#### WORK REQUIRED:
Find the string "something" and gather every line that holds it.

#### GIVEN INFORMATION:

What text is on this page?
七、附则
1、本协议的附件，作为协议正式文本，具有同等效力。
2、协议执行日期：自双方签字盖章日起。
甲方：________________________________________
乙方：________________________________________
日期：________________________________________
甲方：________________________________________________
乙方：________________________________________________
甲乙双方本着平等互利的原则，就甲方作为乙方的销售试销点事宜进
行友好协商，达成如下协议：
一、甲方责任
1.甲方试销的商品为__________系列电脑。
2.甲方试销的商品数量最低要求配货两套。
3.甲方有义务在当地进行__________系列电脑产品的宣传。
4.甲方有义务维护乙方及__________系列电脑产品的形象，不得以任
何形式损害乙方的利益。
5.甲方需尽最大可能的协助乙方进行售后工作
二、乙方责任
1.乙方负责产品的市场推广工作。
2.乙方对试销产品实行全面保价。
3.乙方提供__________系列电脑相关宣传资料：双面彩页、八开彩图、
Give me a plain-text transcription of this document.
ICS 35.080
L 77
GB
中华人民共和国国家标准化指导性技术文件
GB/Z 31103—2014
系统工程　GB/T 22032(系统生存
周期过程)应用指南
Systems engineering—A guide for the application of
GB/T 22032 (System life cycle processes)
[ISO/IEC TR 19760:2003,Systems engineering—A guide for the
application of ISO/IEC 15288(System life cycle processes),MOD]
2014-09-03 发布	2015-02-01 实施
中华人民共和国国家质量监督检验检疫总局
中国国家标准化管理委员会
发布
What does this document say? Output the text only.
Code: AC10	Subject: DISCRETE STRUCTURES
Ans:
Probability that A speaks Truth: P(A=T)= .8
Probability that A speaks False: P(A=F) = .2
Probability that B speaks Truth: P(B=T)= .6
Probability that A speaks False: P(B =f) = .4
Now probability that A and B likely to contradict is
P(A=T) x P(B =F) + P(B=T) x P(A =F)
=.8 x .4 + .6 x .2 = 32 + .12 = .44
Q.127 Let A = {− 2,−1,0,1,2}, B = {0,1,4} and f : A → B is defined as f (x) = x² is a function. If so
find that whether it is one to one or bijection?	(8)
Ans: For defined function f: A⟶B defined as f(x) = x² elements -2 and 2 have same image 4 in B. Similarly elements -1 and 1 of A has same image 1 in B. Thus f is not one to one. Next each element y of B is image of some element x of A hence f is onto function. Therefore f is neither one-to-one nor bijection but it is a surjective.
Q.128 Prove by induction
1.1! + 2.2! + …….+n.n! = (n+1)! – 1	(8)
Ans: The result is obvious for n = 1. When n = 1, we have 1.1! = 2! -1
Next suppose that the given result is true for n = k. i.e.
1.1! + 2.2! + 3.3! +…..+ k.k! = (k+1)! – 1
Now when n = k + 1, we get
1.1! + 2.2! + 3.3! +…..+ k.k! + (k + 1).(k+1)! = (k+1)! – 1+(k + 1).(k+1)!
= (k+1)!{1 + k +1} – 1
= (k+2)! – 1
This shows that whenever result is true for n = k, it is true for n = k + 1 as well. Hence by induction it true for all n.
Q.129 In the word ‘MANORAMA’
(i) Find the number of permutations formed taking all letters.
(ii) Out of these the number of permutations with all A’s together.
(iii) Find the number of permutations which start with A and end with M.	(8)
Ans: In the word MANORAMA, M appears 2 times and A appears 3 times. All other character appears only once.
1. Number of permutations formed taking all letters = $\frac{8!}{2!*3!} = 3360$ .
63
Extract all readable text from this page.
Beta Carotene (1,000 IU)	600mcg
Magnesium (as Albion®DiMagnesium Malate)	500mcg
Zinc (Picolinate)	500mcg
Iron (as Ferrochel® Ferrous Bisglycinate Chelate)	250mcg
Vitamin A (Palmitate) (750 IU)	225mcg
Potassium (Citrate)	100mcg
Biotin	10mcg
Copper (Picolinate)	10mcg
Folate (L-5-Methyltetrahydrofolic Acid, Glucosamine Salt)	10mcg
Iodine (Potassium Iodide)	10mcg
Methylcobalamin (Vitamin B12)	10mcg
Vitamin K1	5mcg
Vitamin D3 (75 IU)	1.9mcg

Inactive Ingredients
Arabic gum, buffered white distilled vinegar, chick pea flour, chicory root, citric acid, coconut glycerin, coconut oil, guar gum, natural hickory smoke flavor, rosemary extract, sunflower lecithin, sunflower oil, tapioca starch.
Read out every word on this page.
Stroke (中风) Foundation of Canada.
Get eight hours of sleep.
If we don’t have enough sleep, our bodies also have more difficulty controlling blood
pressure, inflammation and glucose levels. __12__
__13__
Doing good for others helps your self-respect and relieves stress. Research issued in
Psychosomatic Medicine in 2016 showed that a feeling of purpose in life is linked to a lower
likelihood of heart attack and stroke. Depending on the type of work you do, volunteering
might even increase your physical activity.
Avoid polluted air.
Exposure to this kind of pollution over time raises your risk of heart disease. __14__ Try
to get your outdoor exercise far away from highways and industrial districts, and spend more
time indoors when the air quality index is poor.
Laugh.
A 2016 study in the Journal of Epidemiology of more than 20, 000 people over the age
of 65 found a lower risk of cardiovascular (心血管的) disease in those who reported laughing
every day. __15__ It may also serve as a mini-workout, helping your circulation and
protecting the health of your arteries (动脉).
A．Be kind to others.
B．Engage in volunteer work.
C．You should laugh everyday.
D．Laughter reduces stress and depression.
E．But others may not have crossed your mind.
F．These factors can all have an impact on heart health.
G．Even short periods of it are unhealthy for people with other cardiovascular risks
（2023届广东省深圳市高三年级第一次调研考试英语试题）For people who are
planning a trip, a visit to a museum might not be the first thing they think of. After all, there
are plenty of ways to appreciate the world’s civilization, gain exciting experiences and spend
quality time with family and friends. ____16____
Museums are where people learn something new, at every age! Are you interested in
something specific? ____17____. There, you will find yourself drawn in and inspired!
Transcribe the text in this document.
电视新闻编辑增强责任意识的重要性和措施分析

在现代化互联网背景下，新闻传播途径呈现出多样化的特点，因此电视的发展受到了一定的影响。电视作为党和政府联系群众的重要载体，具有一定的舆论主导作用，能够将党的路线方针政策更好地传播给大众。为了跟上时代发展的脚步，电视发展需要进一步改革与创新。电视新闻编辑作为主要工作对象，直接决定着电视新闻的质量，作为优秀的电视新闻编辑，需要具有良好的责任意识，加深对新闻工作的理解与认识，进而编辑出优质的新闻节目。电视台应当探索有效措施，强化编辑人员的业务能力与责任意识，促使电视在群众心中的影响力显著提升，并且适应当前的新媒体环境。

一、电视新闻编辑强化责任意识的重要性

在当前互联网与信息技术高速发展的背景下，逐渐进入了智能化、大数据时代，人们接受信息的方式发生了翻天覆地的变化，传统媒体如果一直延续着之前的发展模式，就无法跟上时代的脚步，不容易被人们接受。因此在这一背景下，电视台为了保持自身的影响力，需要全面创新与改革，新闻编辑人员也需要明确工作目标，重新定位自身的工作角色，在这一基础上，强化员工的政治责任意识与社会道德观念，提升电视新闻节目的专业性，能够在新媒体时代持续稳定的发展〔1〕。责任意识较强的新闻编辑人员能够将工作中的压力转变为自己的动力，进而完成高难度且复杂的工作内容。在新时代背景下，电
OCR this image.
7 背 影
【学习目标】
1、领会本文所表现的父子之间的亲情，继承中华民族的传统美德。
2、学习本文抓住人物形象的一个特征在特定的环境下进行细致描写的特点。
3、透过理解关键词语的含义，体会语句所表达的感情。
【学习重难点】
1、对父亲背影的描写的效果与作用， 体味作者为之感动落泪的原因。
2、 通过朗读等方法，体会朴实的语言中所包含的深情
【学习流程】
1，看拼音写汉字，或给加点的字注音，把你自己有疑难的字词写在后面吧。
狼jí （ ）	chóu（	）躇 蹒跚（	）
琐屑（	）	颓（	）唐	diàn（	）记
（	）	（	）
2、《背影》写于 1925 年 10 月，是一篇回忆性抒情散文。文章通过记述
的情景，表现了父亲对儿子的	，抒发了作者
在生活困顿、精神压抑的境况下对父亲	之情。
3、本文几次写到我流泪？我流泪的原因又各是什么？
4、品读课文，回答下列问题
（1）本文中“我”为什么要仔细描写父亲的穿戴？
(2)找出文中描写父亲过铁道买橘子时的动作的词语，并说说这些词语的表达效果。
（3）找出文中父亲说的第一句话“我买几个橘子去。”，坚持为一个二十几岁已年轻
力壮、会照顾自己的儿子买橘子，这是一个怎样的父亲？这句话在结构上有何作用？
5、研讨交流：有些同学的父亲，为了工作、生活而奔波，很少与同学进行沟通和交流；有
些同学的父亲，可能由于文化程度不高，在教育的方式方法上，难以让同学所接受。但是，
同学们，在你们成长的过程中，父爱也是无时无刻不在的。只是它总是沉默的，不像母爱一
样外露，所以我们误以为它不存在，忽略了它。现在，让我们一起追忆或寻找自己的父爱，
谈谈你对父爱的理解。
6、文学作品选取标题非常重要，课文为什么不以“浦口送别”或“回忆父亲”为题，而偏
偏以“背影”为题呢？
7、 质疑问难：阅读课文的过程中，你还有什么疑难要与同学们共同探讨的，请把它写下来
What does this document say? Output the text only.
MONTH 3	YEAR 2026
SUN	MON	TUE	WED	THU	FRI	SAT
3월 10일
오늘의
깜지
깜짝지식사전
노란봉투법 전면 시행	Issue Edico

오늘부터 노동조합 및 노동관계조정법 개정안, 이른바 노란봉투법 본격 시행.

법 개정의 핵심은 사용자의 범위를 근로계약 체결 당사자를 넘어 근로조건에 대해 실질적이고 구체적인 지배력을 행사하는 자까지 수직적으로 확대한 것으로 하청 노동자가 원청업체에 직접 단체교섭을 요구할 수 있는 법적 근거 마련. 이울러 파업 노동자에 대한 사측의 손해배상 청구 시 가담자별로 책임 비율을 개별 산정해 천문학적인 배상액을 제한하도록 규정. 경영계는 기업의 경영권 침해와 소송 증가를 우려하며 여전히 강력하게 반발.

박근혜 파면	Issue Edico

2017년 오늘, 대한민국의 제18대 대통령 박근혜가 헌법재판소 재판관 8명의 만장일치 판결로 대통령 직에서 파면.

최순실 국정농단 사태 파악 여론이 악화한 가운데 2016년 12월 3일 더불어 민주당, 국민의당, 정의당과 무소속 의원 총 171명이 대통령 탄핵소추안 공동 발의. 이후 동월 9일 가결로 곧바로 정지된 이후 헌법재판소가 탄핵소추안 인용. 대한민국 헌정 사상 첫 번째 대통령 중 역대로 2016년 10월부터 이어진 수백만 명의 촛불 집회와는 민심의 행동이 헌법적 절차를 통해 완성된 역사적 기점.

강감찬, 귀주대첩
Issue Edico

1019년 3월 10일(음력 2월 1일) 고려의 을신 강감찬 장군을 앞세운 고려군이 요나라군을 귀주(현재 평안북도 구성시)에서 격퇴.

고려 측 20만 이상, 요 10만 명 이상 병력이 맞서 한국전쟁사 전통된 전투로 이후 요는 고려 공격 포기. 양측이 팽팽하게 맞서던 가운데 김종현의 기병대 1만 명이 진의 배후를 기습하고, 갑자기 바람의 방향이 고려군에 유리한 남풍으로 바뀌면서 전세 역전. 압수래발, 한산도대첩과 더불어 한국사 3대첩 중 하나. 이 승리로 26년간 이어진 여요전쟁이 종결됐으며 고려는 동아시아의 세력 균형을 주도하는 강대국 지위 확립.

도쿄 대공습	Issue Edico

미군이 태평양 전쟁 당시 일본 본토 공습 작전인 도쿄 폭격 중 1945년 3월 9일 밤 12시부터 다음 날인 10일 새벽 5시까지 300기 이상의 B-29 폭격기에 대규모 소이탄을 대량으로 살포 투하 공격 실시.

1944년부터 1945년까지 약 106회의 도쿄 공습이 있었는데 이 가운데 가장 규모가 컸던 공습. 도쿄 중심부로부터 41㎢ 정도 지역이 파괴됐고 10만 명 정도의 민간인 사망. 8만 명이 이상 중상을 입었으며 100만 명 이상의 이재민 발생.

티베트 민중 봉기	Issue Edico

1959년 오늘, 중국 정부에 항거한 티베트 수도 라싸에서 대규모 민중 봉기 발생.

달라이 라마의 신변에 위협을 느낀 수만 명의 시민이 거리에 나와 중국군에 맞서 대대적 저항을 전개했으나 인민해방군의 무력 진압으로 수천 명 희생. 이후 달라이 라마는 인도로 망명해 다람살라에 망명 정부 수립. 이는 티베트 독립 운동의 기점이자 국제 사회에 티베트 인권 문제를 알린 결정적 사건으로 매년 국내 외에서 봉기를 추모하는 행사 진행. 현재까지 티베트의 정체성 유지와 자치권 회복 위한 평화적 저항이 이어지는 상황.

#### FINISHED EXERCISE:
Museums are where people learn something new, at every age! Are you interested in
something specific? ____17____. There, you will find yourself drawn in and inspired!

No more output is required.